◆ Written task
Extract all lines from the data beneath that include the word "Crafting".

%%

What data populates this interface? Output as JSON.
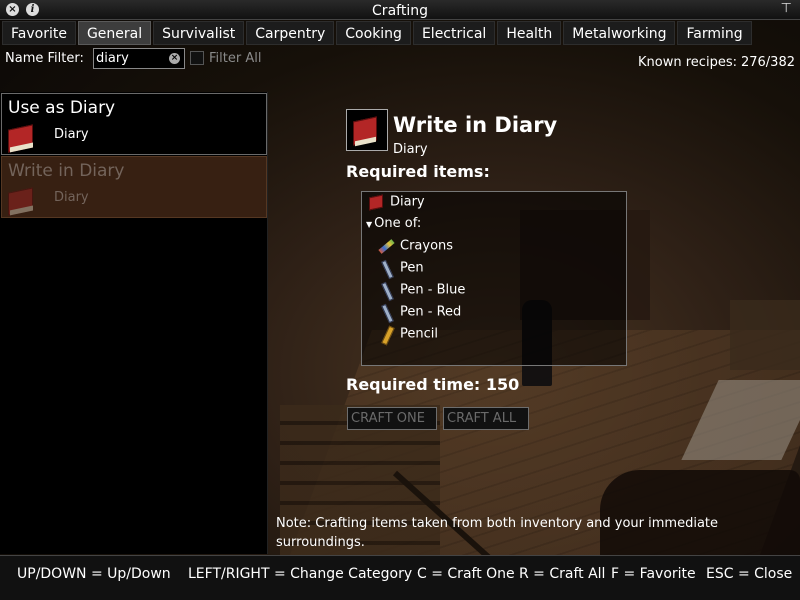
{
  "window": {
    "title": "Crafting"
  },
  "tabs": [
    {
      "label": "Favorite"
    },
    {
      "label": "General"
    },
    {
      "label": "Survivalist"
    },
    {
      "label": "Carpentry"
    },
    {
      "label": "Cooking"
    },
    {
      "label": "Electrical"
    },
    {
      "label": "Health"
    },
    {
      "label": "Metalworking"
    },
    {
      "label": "Farming"
    }
  ],
  "active_tab": "General",
  "filter": {
    "label": "Name Filter:",
    "value": "diary",
    "filter_all_label": "Filter All",
    "filter_all_checked": false
  },
  "known_recipes": {
    "label": "Known recipes:",
    "value": "276/382"
  },
  "recipes": [
    {
      "name": "Use as Diary",
      "item": "Diary",
      "icon": "book-icon",
      "selected": false,
      "available": true
    },
    {
      "name": "Write in Diary",
      "item": "Diary",
      "icon": "book-icon",
      "selected": true,
      "available": false
    }
  ],
  "detail": {
    "title": "Write in Diary",
    "subtitle": "Diary",
    "icon": "book-icon",
    "required_items_label": "Required items:",
    "required_items": [
      {
        "label": "Diary",
        "icon": "book-icon"
      }
    ],
    "one_of_label": "One of:",
    "one_of_items": [
      {
        "label": "Crayons",
        "icon": "crayons-icon"
      },
      {
        "label": "Pen",
        "icon": "pen-icon"
      },
      {
        "label": "Pen - Blue",
        "icon": "pen-icon"
      },
      {
        "label": "Pen - Red",
        "icon": "pen-icon"
      },
      {
        "label": "Pencil",
        "icon": "pencil-icon"
      }
    ],
    "required_time_label": "Required time:",
    "required_time": "150",
    "buttons": {
      "craft_one": "CRAFT ONE",
      "craft_all": "CRAFT ALL"
    }
  },
  "note": "Note: Crafting items taken from both inventory and your immediate surroundings.",
  "footer_hints": [
    "UP/DOWN = Up/Down",
    "LEFT/RIGHT = Change Category",
    "C = Craft One",
    "R = Craft All",
    "F = Favorite",
    "ESC = Close"
  ]
}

%%

◆ Task output
    "title": "Crafting"
  "note": "Note: Crafting items taken from both inventory and your immediate surroundings.",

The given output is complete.